* _WHAT IS REQUIRED_:
Please translate this sentence from the Miami music profiles into Spanish: "In fact Rutledge still sings with the choir at the historic Saint Agnes Episcopal Church in Overtown."

PAGE TEXT START

LeNard Rutledge, born and raised in Miami, where there is only a handful of truly great jazz vocalists, is usually compared, aptly, to the legendary Lou Rawls. Like Rawls, Rutledge's classy elegance is often permeated by the raw passion of his church choir work. In fact Rutledge still sings with the choir at the historic Saint Agnes Episcopal Church in Overtown. "I'm religious, but not very. I drop the F-bomb when necessary," he says. Rutledge began not as a vocalist but as a drummer, playing in the marching band at Miami Central Senior High, and later making his income during college, in North Carolina, playing at local clubs. He began his vocal career in 1997, when he was asked to join the famed Melton Mustafa Orchestra, whose bandleader, the amazing trumpet player Melton Mustafa, was a member of the Count Basie band for seven years. In 2002 Rutledge was introduced to the music director of Miami's Van Dyke Café, Don Wilner, who immediately recognized Rutledge's talent and began giving him regular spots. "Don Wilner has a reputation of being difficult," Rutledge says, "but that's just because he wants the absolute best. I feel honored to sing there, because it means I'm up to those standards." Rutledge also performs at the Ritz-Carlton South Beach and Emeril's Restaurant, and is working on his debut album, scheduled for release in June. For live performance dates, visit www.donwilner.com.
Skampida is as Skampida sounds: a stampede of positive Colombian ska that tramples right over you with energetic horns, rap solos, and pounding punky drums, all salted with traditional Colombian genres like cumbia and champeta. The nine-member band made its grand entrance into Miami last year with a bang of good vibes that quickly led to nightly collaborations with other bands on the Latin funk scene, including Locos Por Juana and Suenalo Sound System. In fact Skampida's openness and camaraderie is exactly what gives the group its unique sound. Back in Colombia, the bandmates collaborated with street musicians on the margins of society, often participating in festivals to help the poor. When they arrived as broke immigrants in Miami, that same commitment to the public paid off here. Skampida went from being a virtual stranger to an overnight success by continually passing the mike off to colleagues and fans as the band members improvised the music in the background. "The universe works for them because they work for the universe," commented Lizzie Easton, promoter of the Latin Funk Festival.

PAGE TEXT END
DATA FOR REVIEW START

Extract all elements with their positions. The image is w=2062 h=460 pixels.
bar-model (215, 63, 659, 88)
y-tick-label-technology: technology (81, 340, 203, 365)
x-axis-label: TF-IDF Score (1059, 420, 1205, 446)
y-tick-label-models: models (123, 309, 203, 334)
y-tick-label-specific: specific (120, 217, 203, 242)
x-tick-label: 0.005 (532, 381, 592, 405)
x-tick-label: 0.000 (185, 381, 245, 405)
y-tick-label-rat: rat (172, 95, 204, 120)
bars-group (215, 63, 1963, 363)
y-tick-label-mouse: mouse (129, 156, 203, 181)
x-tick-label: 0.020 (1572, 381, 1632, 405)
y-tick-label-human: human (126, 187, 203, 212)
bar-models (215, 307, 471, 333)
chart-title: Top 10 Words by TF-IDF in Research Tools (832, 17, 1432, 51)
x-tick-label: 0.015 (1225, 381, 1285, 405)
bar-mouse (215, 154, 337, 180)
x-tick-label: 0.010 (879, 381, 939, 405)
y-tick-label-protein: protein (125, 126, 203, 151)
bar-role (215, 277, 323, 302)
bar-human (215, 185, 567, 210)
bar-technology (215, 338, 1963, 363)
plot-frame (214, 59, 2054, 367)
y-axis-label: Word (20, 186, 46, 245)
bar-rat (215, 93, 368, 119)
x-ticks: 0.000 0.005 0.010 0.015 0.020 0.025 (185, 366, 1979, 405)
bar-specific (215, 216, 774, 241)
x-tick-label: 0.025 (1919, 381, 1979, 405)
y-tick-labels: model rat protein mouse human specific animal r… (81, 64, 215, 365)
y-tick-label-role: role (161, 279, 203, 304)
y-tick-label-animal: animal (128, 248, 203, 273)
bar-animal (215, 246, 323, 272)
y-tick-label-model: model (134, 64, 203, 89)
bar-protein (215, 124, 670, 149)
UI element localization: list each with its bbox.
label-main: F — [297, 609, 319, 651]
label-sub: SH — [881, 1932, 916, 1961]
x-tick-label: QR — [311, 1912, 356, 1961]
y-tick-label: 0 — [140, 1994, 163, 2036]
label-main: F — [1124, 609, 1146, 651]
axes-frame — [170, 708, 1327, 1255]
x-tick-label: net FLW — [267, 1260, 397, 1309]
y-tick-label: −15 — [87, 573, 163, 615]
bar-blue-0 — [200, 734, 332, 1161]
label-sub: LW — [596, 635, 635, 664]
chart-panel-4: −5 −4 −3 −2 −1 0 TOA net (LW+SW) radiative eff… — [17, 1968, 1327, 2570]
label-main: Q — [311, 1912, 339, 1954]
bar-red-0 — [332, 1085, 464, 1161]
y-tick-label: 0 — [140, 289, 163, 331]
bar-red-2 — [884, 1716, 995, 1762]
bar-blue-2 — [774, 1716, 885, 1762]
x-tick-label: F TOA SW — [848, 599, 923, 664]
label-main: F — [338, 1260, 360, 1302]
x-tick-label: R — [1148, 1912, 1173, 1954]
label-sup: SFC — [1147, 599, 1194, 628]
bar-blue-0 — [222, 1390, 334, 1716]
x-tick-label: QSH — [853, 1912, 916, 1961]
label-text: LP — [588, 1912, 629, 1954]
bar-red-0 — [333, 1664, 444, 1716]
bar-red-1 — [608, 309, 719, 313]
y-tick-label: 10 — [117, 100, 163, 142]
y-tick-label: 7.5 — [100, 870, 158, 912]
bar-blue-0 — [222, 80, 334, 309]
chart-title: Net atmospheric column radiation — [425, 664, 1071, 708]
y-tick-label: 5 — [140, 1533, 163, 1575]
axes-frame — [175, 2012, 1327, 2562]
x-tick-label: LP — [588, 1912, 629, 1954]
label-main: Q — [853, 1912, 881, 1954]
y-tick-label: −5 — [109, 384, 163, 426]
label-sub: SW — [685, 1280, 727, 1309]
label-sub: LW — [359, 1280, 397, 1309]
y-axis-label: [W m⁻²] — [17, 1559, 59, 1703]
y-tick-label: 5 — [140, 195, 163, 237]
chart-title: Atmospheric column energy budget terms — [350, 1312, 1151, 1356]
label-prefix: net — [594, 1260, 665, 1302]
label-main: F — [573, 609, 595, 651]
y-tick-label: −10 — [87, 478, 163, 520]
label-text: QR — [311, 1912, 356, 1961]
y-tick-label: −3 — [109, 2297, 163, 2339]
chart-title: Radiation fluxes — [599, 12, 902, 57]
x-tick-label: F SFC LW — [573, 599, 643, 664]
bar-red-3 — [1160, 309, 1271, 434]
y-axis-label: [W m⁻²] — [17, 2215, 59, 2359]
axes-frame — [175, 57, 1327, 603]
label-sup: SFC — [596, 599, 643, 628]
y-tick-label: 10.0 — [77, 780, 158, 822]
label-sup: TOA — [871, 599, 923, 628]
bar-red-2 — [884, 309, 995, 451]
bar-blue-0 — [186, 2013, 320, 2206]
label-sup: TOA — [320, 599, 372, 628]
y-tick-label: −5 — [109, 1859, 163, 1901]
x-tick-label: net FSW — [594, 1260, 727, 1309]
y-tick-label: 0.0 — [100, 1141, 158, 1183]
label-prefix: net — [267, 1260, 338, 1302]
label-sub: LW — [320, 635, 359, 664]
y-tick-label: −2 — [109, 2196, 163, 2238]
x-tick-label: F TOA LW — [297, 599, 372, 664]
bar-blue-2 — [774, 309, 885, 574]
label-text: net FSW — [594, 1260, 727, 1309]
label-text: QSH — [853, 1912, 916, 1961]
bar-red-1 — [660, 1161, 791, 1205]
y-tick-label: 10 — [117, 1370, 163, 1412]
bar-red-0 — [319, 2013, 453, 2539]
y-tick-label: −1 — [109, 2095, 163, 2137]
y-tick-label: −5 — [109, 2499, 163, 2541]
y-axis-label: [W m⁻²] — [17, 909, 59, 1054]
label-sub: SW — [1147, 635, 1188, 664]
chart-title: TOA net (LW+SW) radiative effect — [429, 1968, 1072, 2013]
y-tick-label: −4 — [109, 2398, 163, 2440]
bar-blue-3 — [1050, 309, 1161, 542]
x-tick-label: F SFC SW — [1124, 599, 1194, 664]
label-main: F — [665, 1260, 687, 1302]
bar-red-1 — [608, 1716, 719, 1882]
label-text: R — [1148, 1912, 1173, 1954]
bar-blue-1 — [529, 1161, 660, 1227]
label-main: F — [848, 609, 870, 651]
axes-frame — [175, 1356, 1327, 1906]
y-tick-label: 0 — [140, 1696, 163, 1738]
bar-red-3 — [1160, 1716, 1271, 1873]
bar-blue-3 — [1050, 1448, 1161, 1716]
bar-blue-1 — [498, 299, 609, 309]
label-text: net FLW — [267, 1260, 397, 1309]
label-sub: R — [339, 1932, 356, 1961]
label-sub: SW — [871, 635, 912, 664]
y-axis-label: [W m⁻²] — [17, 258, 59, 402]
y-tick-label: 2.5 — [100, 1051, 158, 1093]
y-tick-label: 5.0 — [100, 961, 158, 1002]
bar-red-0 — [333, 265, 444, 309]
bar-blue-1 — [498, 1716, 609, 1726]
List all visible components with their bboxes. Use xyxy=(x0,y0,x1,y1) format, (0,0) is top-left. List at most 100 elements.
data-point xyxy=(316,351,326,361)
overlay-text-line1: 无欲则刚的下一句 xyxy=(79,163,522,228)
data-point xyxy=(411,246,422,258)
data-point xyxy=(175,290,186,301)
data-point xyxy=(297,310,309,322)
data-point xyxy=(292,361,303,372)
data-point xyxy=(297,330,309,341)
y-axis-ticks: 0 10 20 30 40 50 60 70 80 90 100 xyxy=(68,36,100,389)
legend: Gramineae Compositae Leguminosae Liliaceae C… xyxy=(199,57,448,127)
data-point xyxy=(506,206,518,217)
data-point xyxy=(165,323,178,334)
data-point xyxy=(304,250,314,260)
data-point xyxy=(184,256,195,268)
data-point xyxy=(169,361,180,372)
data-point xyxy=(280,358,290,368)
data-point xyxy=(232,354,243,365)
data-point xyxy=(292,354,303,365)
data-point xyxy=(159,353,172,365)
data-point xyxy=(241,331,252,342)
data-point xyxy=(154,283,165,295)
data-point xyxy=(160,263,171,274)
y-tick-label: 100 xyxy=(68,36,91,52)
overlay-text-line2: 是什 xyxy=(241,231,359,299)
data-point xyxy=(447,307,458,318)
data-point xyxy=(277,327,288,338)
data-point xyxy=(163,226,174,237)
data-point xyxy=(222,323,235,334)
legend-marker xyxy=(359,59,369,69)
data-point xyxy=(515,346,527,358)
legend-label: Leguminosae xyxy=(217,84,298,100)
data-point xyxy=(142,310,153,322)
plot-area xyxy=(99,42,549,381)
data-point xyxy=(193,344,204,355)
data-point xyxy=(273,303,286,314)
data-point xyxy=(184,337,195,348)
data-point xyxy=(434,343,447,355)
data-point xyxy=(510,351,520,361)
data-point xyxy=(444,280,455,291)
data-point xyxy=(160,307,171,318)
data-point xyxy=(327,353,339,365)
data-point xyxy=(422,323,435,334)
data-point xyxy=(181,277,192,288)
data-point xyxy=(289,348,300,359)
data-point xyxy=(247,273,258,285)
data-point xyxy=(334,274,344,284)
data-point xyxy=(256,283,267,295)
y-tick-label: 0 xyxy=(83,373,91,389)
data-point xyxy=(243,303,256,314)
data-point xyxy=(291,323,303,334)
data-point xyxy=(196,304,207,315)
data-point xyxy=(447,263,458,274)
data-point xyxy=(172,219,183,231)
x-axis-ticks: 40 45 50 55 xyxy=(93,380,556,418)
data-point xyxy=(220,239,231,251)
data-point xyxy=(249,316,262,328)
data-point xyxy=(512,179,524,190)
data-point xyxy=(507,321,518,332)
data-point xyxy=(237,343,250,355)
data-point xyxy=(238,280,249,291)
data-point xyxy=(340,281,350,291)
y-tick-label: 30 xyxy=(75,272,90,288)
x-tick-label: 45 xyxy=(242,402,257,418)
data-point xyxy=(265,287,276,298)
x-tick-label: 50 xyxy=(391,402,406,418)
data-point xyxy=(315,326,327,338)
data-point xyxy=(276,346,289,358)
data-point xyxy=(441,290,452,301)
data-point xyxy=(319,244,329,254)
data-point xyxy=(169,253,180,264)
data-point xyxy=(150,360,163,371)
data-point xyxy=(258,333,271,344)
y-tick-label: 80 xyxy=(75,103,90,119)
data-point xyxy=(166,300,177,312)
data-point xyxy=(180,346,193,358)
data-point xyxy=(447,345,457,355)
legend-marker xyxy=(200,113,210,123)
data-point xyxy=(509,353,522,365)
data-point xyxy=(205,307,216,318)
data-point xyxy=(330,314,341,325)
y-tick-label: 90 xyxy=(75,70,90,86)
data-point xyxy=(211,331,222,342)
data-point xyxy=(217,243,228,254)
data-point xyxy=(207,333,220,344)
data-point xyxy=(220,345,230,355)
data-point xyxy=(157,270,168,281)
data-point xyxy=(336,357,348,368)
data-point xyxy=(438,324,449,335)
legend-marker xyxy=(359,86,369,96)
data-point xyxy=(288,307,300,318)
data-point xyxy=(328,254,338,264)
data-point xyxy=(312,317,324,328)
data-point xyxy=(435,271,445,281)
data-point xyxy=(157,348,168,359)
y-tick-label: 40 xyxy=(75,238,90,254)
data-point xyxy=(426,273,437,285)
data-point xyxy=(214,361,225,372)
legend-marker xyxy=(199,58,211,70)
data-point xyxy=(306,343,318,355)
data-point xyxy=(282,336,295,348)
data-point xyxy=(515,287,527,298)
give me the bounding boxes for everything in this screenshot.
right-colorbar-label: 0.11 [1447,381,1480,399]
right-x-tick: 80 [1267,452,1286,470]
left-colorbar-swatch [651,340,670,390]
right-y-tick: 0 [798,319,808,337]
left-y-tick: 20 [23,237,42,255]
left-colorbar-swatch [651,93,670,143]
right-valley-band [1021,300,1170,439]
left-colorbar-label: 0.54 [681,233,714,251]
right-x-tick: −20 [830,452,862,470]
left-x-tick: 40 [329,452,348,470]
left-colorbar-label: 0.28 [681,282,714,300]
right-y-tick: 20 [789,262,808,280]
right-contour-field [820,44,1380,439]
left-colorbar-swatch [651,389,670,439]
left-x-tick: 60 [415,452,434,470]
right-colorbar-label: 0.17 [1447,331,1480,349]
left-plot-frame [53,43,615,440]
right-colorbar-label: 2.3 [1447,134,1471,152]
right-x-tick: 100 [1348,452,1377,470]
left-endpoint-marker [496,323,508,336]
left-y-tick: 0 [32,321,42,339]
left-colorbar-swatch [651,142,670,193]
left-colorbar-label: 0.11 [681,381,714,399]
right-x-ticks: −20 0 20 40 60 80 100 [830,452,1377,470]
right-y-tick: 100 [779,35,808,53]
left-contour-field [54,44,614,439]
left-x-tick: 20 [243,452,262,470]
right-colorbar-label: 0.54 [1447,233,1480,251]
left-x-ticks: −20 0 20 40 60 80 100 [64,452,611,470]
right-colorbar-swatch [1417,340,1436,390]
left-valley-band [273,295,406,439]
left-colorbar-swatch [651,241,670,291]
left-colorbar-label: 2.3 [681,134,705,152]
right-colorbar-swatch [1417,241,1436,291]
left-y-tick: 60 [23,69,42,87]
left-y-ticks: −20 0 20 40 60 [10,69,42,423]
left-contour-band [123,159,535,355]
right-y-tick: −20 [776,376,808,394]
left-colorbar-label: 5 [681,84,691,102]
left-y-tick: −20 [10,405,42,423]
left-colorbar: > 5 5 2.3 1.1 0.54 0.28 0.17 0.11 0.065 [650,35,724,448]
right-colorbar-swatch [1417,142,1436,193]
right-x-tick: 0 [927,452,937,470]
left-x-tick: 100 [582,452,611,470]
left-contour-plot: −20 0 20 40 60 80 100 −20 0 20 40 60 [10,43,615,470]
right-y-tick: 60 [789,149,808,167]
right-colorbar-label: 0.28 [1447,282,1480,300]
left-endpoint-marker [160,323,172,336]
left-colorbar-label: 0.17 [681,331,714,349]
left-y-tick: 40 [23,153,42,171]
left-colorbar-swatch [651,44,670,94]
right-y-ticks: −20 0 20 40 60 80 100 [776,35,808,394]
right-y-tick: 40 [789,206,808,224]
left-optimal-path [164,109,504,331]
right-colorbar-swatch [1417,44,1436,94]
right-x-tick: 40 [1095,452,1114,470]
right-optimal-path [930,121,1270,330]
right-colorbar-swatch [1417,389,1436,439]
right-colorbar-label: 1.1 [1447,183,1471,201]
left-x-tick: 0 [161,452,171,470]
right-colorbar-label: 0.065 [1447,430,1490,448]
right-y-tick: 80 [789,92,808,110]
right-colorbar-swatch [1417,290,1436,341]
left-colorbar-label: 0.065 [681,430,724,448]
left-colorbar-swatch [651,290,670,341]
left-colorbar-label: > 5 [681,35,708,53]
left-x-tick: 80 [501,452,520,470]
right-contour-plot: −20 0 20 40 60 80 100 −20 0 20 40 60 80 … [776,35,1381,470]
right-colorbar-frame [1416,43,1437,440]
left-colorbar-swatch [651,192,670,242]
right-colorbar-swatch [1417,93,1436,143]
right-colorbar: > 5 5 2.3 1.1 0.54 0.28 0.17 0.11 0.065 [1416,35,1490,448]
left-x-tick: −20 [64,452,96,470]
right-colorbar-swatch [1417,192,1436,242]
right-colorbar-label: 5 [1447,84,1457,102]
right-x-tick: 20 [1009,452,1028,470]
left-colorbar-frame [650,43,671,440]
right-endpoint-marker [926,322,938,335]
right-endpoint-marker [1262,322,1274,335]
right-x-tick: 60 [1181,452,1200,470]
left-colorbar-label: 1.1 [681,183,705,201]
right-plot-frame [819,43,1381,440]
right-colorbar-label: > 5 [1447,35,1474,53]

DATA FOR REVIEW END

* _RESULT OF THIS TASK_:
De hecho, Rutledge todavía canta con el coro de la histórica iglesia episcopal Saint Agnes en Overtown.